> **DESCRIPTION OF THE TASK**:
Extract every line below, verbatim.

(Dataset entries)
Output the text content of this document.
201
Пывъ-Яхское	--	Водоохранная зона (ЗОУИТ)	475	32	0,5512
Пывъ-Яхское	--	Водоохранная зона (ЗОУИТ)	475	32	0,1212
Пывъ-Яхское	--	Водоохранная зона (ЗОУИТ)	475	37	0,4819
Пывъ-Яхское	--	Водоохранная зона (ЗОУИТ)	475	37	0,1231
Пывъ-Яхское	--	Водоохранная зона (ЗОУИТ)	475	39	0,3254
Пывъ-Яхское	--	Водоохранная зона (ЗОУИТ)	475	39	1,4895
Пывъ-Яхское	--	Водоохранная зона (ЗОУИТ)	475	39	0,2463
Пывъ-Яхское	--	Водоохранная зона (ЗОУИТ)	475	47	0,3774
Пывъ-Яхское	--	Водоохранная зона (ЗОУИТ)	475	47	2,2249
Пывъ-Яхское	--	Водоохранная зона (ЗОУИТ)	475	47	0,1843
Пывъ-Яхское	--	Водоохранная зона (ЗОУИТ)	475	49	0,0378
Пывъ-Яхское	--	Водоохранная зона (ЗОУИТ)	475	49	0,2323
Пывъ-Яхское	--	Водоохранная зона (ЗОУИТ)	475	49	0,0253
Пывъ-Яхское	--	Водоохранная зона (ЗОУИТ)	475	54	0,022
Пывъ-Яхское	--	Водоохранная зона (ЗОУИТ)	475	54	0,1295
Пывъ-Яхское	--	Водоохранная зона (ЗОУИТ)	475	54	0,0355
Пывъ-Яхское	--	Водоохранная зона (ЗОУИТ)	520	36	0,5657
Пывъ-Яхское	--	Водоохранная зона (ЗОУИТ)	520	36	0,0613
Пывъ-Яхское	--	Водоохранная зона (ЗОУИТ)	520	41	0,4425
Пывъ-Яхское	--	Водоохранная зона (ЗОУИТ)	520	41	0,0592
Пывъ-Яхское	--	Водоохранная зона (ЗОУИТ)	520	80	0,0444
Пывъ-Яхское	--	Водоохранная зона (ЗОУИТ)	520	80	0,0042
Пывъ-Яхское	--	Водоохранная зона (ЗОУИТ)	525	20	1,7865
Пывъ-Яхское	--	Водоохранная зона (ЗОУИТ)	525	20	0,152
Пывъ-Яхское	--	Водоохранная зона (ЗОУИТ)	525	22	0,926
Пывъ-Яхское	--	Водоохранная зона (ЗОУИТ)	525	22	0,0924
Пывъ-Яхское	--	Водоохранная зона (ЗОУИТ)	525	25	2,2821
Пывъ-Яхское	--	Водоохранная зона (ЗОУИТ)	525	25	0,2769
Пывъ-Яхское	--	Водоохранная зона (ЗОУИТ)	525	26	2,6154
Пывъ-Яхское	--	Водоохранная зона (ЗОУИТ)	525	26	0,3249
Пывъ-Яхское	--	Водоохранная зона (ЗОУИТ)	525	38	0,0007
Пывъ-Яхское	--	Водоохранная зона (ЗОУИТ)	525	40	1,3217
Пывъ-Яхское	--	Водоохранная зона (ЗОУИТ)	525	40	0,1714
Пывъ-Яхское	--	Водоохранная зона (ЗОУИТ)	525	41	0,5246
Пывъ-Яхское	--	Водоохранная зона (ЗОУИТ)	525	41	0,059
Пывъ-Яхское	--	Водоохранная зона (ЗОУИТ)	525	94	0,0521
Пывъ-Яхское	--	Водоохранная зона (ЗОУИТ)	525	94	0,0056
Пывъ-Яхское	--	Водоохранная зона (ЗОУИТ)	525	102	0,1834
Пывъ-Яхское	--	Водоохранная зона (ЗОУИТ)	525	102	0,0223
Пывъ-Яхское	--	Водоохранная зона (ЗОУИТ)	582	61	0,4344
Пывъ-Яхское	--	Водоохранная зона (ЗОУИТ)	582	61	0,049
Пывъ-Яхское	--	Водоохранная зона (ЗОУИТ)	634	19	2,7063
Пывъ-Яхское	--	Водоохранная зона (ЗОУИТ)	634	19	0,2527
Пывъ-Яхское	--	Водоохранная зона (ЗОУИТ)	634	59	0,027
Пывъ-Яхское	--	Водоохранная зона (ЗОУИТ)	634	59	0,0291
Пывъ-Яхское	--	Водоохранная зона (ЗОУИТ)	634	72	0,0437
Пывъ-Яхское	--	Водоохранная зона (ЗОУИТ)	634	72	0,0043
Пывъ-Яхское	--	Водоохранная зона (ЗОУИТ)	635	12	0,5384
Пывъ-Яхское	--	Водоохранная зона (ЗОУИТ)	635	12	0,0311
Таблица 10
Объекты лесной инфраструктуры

> **RESULT OF THIS EXERCISE**:
Output the text content of this document.
201
Пывъ-Яхское	--	Водоохранная зона (ЗОУИТ)	475	32	0,5512
Пывъ-Яхское	--	Водоохранная зона (ЗОУИТ)	475	32	0,1212
Пывъ-Яхское	--	Водоохранная зона (ЗОУИТ)	475	37	0,4819
Пывъ-Яхское	--	Водоохранная зона (ЗОУИТ)	475	37	0,1231
Пывъ-Яхское	--	Водоохранная зона (ЗОУИТ)	475	39	0,3254
Пывъ-Яхское	--	Водоохранная зона (ЗОУИТ)	475	39	1,4895
Пывъ-Яхское	--	Водоохранная зона (ЗОУИТ)	475	39	0,2463
Пывъ-Яхское	--	Водоохранная зона (ЗОУИТ)	475	47	0,3774
Пывъ-Яхское	--	Водоохранная зона (ЗОУИТ)	475	47	2,2249
Пывъ-Яхское	--	Водоохранная зона (ЗОУИТ)	475	47	0,1843
Пывъ-Яхское	--	Водоохранная зона (ЗОУИТ)	475	49	0,0378
Пывъ-Яхское	--	Водоохранная зона (ЗОУИТ)	475	49	0,2323
Пывъ-Яхское	--	Водоохранная зона (ЗОУИТ)	475	49	0,0253
Пывъ-Яхское	--	Водоохранная зона (ЗОУИТ)	475	54	0,022
Пывъ-Яхское	--	Водоохранная зона (ЗОУИТ)	475	54	0,1295
Пывъ-Яхское	--	Водоохранная зона (ЗОУИТ)	475	54	0,0355
Пывъ-Яхское	--	Водоохранная зона (ЗОУИТ)	520	36	0,5657
Пывъ-Яхское	--	Водоохранная зона (ЗОУИТ)	520	36	0,0613
Пывъ-Яхское	--	Водоохранная зона (ЗОУИТ)	520	41	0,4425
Пывъ-Яхское	--	Водоохранная зона (ЗОУИТ)	520	41	0,0592
Пывъ-Яхское	--	Водоохранная зона (ЗОУИТ)	520	80	0,0444
Пывъ-Яхское	--	Водоохранная зона (ЗОУИТ)	520	80	0,0042
Пывъ-Яхское	--	Водоохранная зона (ЗОУИТ)	525	20	1,7865
Пывъ-Яхское	--	Водоохранная зона (ЗОУИТ)	525	20	0,152
Пывъ-Яхское	--	Водоохранная зона (ЗОУИТ)	525	22	0,926
Пывъ-Яхское	--	Водоохранная зона (ЗОУИТ)	525	22	0,0924
Пывъ-Яхское	--	Водоохранная зона (ЗОУИТ)	525	25	2,2821
Пывъ-Яхское	--	Водоохранная зона (ЗОУИТ)	525	25	0,2769
Пывъ-Яхское	--	Водоохранная зона (ЗОУИТ)	525	26	2,6154
Пывъ-Яхское	--	Водоохранная зона (ЗОУИТ)	525	26	0,3249
Пывъ-Яхское	--	Водоохранная зона (ЗОУИТ)	525	38	0,0007
Пывъ-Яхское	--	Водоохранная зона (ЗОУИТ)	525	40	1,3217
Пывъ-Яхское	--	Водоохранная зона (ЗОУИТ)	525	40	0,1714
Пывъ-Яхское	--	Водоохранная зона (ЗОУИТ)	525	41	0,5246
Пывъ-Яхское	--	Водоохранная зона (ЗОУИТ)	525	41	0,059
Пывъ-Яхское	--	Водоохранная зона (ЗОУИТ)	525	94	0,0521
Пывъ-Яхское	--	Водоохранная зона (ЗОУИТ)	525	94	0,0056
Пывъ-Яхское	--	Водоохранная зона (ЗОУИТ)	525	102	0,1834
Пывъ-Яхское	--	Водоохранная зона (ЗОУИТ)	525	102	0,0223
Пывъ-Яхское	--	Водоохранная зона (ЗОУИТ)	582	61	0,4344
Пывъ-Яхское	--	Водоохранная зона (ЗОУИТ)	582	61	0,049
Пывъ-Яхское	--	Водоохранная зона (ЗОУИТ)	634	19	2,7063
Пывъ-Яхское	--	Водоохранная зона (ЗОУИТ)	634	19	0,2527
Пывъ-Яхское	--	Водоохранная зона (ЗОУИТ)	634	59	0,027
Пывъ-Яхское	--	Водоохранная зона (ЗОУИТ)	634	59	0,0291
Пывъ-Яхское	--	Водоохранная зона (ЗОУИТ)	634	72	0,0437
Пывъ-Яхское	--	Водоохранная зона (ЗОУИТ)	634	72	0,0043
Пывъ-Яхское	--	Водоохранная зона (ЗОУИТ)	635	12	0,5384
Пывъ-Яхское	--	Водоохранная зона (ЗОУИТ)	635	12	0,0311
Таблица 10
Объекты лесной инфраструктуры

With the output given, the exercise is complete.